## Parts of the exercise
1 > Can you sum up the Ghost-on-Apache guide in two sentences?
2 > Which keys sit directly inside the production block of the config.js sample in the Ghost-on-Apache guide?
3 > Could you carry on the Ghost-on-Apache guide past its last line?

## Provided text

After many struggles and not-so-many “Aha” moments, I managed to get Ghost running on my Apache box. Here’s how I did it.

Steps

1. Pull down the latest Ghost source on your dev machine.

2. Get Ghost fired up and running from terminal in your project’s directory:

~ $ npm install
~ $ npm start

3. Update Ghost’s config.js production url setting with the domain you want your project to serve from.

production: {
        url: 'http://example.com',
        mail: {},
        database: {
            client: 'sqlite3',
            connection: {
                filename: path.join(__dirname, '/content/data/ghost.db')
            },
            debug: false
        },
        server: {
            host: '127.0.0.1',
            port: '2368'
        }
    }, 

4. On the Ubuntu box, set up a Git repo for Ghost and push up your local source. I recommend using a Git workflow to help the deployment process.

5. Configure Apache to route requests from your domain to Ghost’s local server.

<VirtualHost *:80>
        ServerName example.com

        <proxy *>
                order deny,allow
                allow from all
        </proxy>
        <location />
                ProxyPass http://localhost:2368/
                ProxyPassReverse http://localhost:2368/
        </location>
</VirtualHost>

Don?t forget to restart Apache.

## Recorded data
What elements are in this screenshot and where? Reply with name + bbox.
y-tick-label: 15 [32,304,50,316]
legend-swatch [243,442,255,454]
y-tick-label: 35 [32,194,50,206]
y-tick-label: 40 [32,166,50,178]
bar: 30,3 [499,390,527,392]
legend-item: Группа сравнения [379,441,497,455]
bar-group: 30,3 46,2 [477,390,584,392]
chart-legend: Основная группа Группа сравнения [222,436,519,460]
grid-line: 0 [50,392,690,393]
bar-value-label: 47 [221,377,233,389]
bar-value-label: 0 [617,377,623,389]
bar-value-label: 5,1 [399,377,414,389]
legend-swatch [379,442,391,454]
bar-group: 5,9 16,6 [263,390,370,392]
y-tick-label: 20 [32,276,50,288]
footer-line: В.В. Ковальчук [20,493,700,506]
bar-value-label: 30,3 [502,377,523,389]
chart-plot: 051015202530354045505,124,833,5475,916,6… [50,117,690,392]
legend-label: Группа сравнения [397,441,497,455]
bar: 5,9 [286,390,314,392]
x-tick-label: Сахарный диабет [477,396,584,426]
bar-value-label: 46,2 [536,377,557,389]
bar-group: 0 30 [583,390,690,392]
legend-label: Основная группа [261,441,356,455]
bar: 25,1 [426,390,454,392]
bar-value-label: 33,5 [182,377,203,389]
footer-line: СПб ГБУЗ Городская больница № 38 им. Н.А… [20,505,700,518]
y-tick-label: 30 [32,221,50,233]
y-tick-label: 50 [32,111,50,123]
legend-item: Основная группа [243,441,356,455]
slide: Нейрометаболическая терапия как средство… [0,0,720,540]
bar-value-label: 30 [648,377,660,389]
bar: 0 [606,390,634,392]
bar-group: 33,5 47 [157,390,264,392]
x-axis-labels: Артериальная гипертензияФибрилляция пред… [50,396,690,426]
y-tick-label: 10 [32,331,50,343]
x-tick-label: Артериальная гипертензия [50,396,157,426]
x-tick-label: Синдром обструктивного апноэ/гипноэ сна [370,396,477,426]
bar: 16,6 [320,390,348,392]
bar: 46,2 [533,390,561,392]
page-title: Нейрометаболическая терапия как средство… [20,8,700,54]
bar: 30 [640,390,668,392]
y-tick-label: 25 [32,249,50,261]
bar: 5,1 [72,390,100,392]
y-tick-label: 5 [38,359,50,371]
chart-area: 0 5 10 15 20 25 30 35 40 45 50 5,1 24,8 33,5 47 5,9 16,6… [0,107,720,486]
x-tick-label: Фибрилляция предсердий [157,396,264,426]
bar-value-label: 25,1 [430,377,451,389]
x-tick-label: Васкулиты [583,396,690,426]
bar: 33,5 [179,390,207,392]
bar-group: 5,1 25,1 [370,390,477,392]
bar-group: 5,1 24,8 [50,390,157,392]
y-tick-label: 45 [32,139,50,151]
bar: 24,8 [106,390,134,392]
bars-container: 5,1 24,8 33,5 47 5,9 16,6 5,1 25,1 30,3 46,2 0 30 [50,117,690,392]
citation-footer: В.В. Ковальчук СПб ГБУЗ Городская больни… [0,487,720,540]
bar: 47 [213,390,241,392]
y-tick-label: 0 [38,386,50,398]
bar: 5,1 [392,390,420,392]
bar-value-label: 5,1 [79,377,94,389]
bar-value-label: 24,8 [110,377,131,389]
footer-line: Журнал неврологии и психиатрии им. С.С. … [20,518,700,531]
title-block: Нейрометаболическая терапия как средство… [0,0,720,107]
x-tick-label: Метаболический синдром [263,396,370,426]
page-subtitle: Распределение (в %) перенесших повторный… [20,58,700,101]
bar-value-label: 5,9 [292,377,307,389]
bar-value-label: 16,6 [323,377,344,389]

## Solved problems
1 > After many struggles, the author got Ghost running on an Apache box and lays out the steps used. These steps are pulling down and starting the Ghost source on a dev machine, setting the production url in config.js, pushing the source to a Git repo on the Ubuntu box, and configuring Apache to route the domain's requests to Ghost's local server.

2 >
- url
- mail
- database
- server

3 >
~ $ sudo service apache2 restart

6. Install the latest versions of Node and NPM on the server. One caveat, I originally installed these tools using apt-get like so:

~ $ sudo apt-get install nodejs
~ $ sudo apt-get install npm

However, when Node refused to start and after several hours of head-banging, I realized that my local machine’s versions of both were much much newer. So, to update to the latest version of Node, I needed to reference Chris Lea’s repository.

~ $ sudo add-apt-repository ppa:chris-lea/node.js  
~ $ sudo apt-get update  
~ $ sudo apt-get install nodejs

7. Finally, fire up Node from your Ghost directory.

~ $ npm start --production

(Next) Steps

If you managed to get Ghost up and running on your box, you probably want some tools that make life easier. Particularly, consider running Ghost using Forever or Supervisor. You can configure node to run as a background task and help recover if anything nasty happens.